» Task
Which lines hold the string "detached"? Copy every one of them.
##### Excerpted data #####
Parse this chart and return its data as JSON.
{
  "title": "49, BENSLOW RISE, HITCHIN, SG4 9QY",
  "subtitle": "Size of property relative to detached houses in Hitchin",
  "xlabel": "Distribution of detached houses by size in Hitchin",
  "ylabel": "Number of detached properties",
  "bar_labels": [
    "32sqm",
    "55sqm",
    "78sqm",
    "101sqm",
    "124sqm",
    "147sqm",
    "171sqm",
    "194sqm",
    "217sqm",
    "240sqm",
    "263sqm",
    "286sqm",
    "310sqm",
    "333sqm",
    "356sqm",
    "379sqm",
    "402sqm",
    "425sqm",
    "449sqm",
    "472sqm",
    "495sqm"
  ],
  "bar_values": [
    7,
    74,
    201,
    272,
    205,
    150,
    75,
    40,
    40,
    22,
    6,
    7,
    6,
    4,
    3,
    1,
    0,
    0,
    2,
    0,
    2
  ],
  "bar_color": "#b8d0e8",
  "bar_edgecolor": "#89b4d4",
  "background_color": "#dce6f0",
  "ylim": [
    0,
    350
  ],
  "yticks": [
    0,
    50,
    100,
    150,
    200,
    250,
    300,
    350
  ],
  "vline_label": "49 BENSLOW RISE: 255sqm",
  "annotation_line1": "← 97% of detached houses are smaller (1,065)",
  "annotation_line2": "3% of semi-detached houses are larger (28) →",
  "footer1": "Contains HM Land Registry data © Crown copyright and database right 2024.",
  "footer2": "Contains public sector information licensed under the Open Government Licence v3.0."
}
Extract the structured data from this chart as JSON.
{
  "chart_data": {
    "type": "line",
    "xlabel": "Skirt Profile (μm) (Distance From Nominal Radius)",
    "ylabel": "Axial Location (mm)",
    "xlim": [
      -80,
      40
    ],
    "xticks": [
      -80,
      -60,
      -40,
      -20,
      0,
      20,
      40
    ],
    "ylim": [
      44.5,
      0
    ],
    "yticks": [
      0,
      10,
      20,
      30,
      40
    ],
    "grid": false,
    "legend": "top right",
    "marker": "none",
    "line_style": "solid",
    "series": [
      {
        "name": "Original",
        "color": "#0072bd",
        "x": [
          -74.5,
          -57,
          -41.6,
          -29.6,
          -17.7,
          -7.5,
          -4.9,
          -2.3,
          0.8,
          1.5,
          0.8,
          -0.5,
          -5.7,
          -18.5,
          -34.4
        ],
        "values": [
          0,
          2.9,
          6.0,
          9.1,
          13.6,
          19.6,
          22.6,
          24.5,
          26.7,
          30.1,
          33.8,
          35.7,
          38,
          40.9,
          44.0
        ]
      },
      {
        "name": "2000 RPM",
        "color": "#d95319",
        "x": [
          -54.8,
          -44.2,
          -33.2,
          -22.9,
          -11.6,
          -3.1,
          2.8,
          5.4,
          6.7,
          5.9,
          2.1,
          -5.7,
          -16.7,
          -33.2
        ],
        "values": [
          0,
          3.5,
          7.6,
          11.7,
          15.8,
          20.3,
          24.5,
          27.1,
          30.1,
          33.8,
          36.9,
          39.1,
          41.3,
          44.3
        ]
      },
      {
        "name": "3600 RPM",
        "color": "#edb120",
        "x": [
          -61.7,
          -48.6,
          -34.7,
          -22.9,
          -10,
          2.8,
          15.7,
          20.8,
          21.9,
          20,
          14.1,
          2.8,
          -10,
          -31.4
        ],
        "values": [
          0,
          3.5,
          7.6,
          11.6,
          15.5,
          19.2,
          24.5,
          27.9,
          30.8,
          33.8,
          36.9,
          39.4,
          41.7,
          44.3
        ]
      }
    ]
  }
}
#####
» Answer to this problem
  "subtitle": "Size of property relative to detached houses in Hitchin",
  "xlabel": "Distribution of detached houses by size in Hitchin",
  "ylabel": "Number of detached properties",
  "annotation_line1": "← 97% of detached houses are smaller (1,065)",
  "annotation_line2": "3% of semi-detached houses are larger (28) →",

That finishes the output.